*** Exercise passage Section Begins ***

RECOVERY FACTORS: Nerve regeneration is slow (~1 inch per month). Recovery depends on injury type, severity, location, time to treatment, and patient age (younger patients recover better).

* Vitamin B12 (methylcobalamin) is essential for nerve health and myelin synthesis. High-dose methylcobalamin may support nerve regeneration.

* Alpha-Lipoic Acid is an antioxidant that supports nerve function and may help with neuropathic pain.

* B-Complex Vitamins (especially B1, B6, B12) all support nerve repair.

* Acetyl-L-Carnitine supports nerve function and has been studied for neuropathic conditions.

* Omega-3 Fatty Acids support nerve membrane health.

Expected timeline: Nerve regeneration is slow and takes months to years. Early physical therapy and appropriate surgical intervention are most important. Supplements provide supportive benefit.

Clinical Perspective

Brachial plexus injury (BPI): damage to C5-T1 nerve roots forming shoulder, arm, and hand innervation. Etiology: trauma (60-70% - motorcycle accidents most common), birth injury (Erb's palsy - upper trunk; Klumpke's - lower trunk), tumors, radiation (brachial plexopathy). Classification by mechanism: stretch (neuropraxia - best prognosis), rupture, avulsion (worst prognosis - nerve root pulled from cord). Classification by location: upper trunk (C5-6), lower trunk (C8-T1), total plexus.

*** Exercise passage Section Ends ***
*** Study material Section Begins ***

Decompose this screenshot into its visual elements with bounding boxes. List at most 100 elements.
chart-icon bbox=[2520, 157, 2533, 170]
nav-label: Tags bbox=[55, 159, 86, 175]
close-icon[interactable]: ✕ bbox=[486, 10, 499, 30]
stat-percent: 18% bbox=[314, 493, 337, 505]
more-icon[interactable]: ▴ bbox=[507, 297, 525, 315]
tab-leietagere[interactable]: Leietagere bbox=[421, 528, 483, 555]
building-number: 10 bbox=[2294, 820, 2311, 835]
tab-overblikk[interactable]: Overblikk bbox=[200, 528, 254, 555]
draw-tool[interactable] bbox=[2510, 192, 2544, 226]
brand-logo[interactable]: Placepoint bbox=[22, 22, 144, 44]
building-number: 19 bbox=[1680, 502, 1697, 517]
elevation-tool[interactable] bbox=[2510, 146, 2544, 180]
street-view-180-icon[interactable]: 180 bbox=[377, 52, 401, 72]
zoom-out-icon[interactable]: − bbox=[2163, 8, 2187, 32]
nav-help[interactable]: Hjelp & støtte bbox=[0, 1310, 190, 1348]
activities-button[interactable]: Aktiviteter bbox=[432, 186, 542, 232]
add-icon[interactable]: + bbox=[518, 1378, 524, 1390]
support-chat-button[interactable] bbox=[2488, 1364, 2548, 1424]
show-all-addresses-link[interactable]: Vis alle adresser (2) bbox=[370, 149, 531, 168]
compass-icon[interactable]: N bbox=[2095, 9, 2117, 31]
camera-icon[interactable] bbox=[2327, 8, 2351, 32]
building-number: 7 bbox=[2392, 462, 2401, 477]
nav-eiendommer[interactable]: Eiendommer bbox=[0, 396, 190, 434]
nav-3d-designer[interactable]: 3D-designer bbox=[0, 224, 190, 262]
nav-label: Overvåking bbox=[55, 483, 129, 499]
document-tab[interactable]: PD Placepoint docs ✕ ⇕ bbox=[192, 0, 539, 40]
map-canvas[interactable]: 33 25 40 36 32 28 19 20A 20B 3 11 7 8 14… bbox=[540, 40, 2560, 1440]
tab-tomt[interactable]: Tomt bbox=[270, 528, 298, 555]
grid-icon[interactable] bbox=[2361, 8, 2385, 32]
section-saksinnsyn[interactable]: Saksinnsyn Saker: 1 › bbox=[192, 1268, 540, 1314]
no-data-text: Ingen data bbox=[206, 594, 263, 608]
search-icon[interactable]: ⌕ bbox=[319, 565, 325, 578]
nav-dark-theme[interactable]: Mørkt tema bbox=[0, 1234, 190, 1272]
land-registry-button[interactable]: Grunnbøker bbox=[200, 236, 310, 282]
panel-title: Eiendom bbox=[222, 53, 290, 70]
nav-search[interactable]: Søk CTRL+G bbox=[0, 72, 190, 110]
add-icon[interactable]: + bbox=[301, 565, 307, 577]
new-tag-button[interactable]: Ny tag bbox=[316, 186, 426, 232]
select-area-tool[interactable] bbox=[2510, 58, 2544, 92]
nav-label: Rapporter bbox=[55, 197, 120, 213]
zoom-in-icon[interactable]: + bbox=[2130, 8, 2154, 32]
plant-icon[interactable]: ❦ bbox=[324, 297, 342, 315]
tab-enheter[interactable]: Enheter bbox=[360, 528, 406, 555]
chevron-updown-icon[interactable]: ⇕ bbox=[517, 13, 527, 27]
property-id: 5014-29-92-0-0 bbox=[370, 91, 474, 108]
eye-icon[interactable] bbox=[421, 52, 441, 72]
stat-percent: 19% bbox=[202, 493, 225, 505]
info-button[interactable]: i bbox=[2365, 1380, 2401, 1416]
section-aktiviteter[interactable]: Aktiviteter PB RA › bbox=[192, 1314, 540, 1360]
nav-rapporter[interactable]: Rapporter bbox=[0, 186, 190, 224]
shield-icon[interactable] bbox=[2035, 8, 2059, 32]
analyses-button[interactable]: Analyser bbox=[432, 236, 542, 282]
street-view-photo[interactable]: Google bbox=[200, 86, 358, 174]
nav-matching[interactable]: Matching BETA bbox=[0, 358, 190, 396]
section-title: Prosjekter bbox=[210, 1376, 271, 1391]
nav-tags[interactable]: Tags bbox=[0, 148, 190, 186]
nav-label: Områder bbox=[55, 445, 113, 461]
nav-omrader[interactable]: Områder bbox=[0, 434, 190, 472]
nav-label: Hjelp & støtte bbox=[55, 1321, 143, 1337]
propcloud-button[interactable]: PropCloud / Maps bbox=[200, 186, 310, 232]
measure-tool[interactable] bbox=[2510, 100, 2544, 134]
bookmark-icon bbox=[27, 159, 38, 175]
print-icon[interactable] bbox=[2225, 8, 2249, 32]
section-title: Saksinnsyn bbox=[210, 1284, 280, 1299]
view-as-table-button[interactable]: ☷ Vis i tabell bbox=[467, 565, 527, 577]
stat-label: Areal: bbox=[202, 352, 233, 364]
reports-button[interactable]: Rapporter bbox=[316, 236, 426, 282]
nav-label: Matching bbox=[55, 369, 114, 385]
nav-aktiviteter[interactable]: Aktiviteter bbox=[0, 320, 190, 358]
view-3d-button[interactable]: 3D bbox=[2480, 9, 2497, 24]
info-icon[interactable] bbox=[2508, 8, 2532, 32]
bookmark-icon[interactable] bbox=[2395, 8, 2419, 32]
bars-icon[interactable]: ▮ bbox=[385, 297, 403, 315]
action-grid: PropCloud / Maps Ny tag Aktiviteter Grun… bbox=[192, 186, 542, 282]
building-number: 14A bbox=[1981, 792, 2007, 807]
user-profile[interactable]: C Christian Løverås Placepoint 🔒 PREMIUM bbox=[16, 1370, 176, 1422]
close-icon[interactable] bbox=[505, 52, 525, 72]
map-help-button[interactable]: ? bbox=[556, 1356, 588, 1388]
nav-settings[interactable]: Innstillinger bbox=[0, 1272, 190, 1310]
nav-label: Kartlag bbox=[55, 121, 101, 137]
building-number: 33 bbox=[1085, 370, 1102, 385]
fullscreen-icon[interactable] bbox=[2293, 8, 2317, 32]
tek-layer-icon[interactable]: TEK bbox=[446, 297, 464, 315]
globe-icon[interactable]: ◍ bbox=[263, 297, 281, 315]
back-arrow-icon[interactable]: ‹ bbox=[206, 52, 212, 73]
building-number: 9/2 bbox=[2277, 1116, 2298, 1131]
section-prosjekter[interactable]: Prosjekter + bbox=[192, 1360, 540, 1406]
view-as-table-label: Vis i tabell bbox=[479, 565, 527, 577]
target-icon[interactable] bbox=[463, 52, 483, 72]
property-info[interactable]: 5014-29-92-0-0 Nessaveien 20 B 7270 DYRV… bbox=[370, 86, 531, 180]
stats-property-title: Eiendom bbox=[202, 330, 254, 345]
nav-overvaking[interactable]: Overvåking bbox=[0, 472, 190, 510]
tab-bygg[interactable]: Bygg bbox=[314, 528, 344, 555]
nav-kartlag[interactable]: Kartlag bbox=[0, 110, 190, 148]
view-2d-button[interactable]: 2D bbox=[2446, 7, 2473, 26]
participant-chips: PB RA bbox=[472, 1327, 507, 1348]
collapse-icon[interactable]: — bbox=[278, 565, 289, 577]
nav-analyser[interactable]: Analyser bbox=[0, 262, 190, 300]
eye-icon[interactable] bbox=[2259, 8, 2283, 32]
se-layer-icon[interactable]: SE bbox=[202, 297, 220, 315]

*** Study material Section Ends ***

### Your tasks
(1) Reproduce the nerve recovery text between "Brachial plexus injury" and "(C8-T1), total plexus.", inclusive.
(2) According to the nerve recovery text, which brachial plexus injury mechanism has the worst prognosis?

### Solutions per task
(1)
Brachial plexus injury (BPI): damage to C5-T1 nerve roots forming shoulder, arm, and hand innervation. Etiology: trauma (60-70% - motorcycle accidents most common), birth injury (Erb's palsy - upper trunk; Klumpke's - lower trunk), tumors, radiation (brachial plexopathy). Classification by mechanism: stretch (neuropraxia - best prognosis), rupture, avulsion (worst prognosis - nerve root pulled from cord). Classification by location: upper trunk (C5-6), lower trunk (C8-T1), total plexus.

(2) Avulsion, in which the nerve root is pulled from the cord.